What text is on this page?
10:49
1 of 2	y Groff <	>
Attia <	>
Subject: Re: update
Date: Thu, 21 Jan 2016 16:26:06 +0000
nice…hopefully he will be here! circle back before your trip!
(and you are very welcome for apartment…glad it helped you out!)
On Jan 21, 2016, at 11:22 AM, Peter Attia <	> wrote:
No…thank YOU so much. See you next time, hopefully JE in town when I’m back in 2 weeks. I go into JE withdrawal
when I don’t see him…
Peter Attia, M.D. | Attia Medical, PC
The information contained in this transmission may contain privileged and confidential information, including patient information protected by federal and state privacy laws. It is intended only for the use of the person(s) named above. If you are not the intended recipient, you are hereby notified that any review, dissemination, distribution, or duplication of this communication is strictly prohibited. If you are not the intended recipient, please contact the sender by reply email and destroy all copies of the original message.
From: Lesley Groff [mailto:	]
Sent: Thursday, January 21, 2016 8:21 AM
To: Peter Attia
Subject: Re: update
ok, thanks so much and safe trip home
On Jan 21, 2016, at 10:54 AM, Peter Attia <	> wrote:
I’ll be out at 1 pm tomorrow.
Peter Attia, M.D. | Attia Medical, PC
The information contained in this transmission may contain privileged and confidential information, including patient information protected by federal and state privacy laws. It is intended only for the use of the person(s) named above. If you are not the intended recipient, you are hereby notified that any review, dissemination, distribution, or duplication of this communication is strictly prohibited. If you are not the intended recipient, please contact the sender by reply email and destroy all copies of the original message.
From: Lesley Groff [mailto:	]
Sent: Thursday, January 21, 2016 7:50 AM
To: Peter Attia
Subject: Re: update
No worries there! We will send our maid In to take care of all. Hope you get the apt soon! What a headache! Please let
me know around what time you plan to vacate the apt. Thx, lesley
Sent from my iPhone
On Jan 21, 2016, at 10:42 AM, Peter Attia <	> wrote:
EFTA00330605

*****

TASK DIRECTIONS: Show every line from the listing above in which the string "much" appears.

RESULT OF THIS TASK:
No…thank YOU so much. See you next time, hopefully JE in town when I’m back in 2 weeks. I go into JE withdrawal
ok, thanks so much and safe trip home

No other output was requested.